▶ PASSAGE:
========================================================================

BENSALEM, Pa.--(BUSINESS WIRE)--Law Offices of Howard G. Smith announces that a class action lawsuit has been filed on behalf of investors who purchased Wells Fargo & Company ("Wells Fargo" or the "Company") (NYSE: WFC) securities between February 2, 2018, and March 10, 2020, inclusive (the “Class Period”). Wells Fargo investors have until August 14, 2020 to file a lead plaintiff motion.
Investors suffering losses on their Wells Fargo investments are encouraged to contact the Law Offices of Howard G. Smith to discuss their legal rights in this class action at 888-638-4847 or by email to firstname.lastname@example.org.
On February 2, 2018, Wells Fargo entered into a consent order with the Board of Governors of the Federal Reserve System (the “FRS Consent Order”), committing to comply with directives regarding its governance and risk management policies. The FRS Consent Order was part of an enforcement action brought against the Company in connection with certain of its fraudulent practices.
Then, on March 4, 2020, a 113-page report revealed that Wells Fargo “fell woefully” short of implementing meaningful corporate reforms and that its risk and compliance policies remained dangerously inadequate to prevent another consumer fraud from occurring, thereby violating the FRS Consent Order.
On this news, the Company’s share price fell $2.50, or over 6%, to close at $38.90 on March 5, 2020.

========================================================================

▶ TASK OBJECTIVE: List each distinct calendar date in the Wells Fargo class action announcement, once each, in the order it first appears. The data below has no connection to the Wells Fargo class action announcement.

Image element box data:
========================================================================

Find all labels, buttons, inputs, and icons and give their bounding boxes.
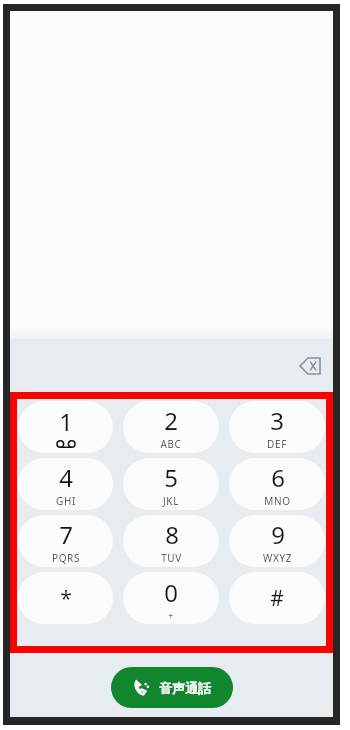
button[interactable]: 2 [123,401,219,453]
button[interactable]: 5 [123,458,219,510]
button[interactable]: * [18,572,113,624]
staticText: 9 [271,518,285,551]
staticText: 音声通話 [159,680,211,696]
button[interactable]: # [229,572,325,624]
button[interactable]: 6 [229,458,325,510]
staticText: ABC [160,437,182,451]
staticText: * [60,584,72,613]
staticText: 6 [271,461,285,494]
staticText: 7 [59,518,73,551]
staticText: 3 [270,404,284,437]
staticText: PQRS [52,551,80,565]
staticText: + [168,609,174,621]
button[interactable]: Backspace [293,349,327,383]
staticText: # [270,584,284,613]
staticText: 2 [164,404,178,437]
staticText: 5 [164,461,178,494]
staticText: GHI [56,494,76,508]
button[interactable]: 7 [18,515,113,567]
button[interactable]: 4 [18,458,113,510]
staticText: MNO [264,494,291,508]
staticText: 4 [59,461,73,494]
button[interactable]: 音声通話 [111,667,233,708]
button[interactable]: 1 [18,401,113,453]
button[interactable]: 8 [123,515,219,567]
staticText: 0 [164,576,178,609]
button[interactable]: 9 [229,515,325,567]
staticText: 1 [59,405,73,438]
button[interactable]: 3 [229,401,325,453]
button[interactable]: 0 [123,572,219,624]
staticText: DEF [267,437,287,451]
staticText: 8 [165,518,179,551]
staticText: WXYZ [263,551,292,565]
staticText: JKL [163,494,179,508]
staticText: TUV [161,551,182,565]
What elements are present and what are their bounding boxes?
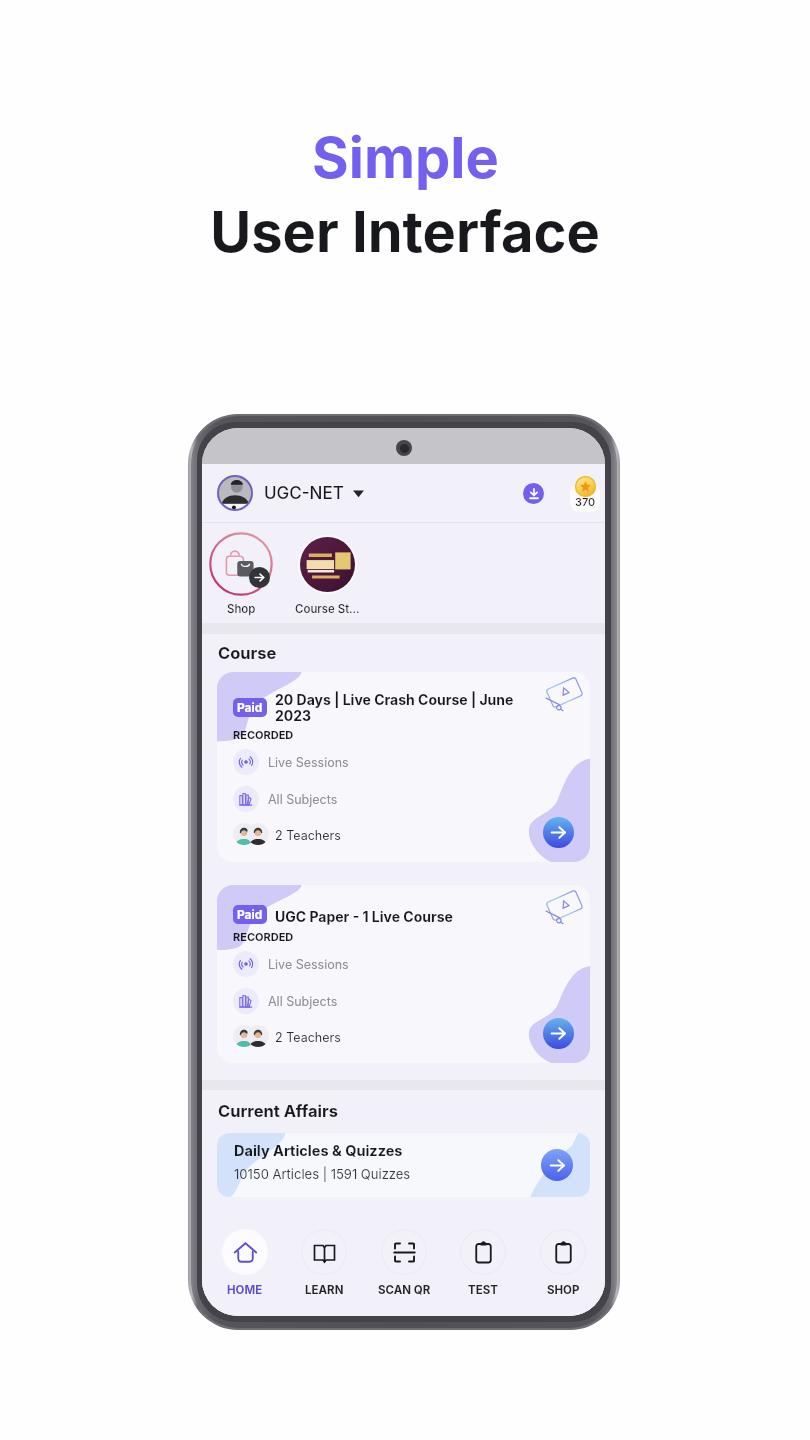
- staticText: 2 Teachers: [275, 1030, 341, 1045]
- button[interactable]: Shop: [209, 532, 273, 596]
- button[interactable]: Paid: [217, 672, 590, 862]
- staticText: Paid: [237, 907, 263, 922]
- staticText: Live Sessions: [268, 755, 349, 770]
- staticText: Simple: [312, 124, 499, 192]
- staticText: TEST: [468, 1283, 498, 1297]
- staticText: Daily Articles & Quizzes: [234, 1142, 403, 1160]
- staticText: Course St...: [295, 602, 359, 616]
- staticText: HOME: [227, 1283, 263, 1297]
- staticText: SCAN QR: [378, 1283, 431, 1297]
- staticText: 370: [575, 495, 596, 508]
- staticText: LEARN: [305, 1283, 344, 1297]
- staticText: User Interface: [210, 198, 600, 266]
- staticText: 10150 Articles | 1591 Quizzes: [234, 1166, 411, 1182]
- staticText: All Subjects: [268, 994, 338, 1009]
- staticText: Course: [218, 643, 277, 663]
- button[interactable]: Open course: [543, 817, 574, 848]
- button[interactable]: Course Story: [295, 532, 359, 596]
- staticText: Live Sessions: [268, 957, 349, 972]
- button[interactable]: Open course: [543, 1018, 574, 1049]
- button[interactable]: Coins 370: [570, 464, 600, 522]
- staticText: UGC Paper - 1 Live Course: [275, 908, 453, 925]
- button[interactable]: Profile: [217, 475, 253, 511]
- button[interactable]: Open current affairs: [541, 1149, 573, 1181]
- button[interactable]: Change exam: [349, 484, 367, 502]
- button[interactable]: Downloads: [523, 483, 544, 504]
- staticText: UGC-NET: [264, 483, 344, 504]
- staticText: Shop: [227, 602, 256, 616]
- staticText: SHOP: [547, 1283, 580, 1297]
- button[interactable]: HOME: [208, 1229, 282, 1297]
- button[interactable]: LEARN: [287, 1229, 361, 1297]
- staticText: Paid: [237, 700, 263, 715]
- button[interactable]: Daily Articles & Quizzes: [217, 1133, 590, 1197]
- staticText: 20 Days | Live Crash Course | June 2023: [275, 691, 525, 724]
- staticText: 2 Teachers: [275, 828, 341, 843]
- staticText: RECORDED: [233, 930, 294, 943]
- button[interactable]: Paid: [217, 885, 590, 1063]
- staticText: RECORDED: [233, 728, 294, 741]
- button[interactable]: SHOP: [526, 1229, 600, 1297]
- button[interactable]: SCAN QR: [367, 1229, 441, 1297]
- staticText: All Subjects: [268, 792, 338, 807]
- staticText: Current Affairs: [218, 1101, 338, 1121]
- button[interactable]: TEST: [446, 1229, 520, 1297]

========================================================================

▶ THE ANSWER:
February 2, 2018
March 10, 2020
August 14, 2020
March 4, 2020
March 5, 2020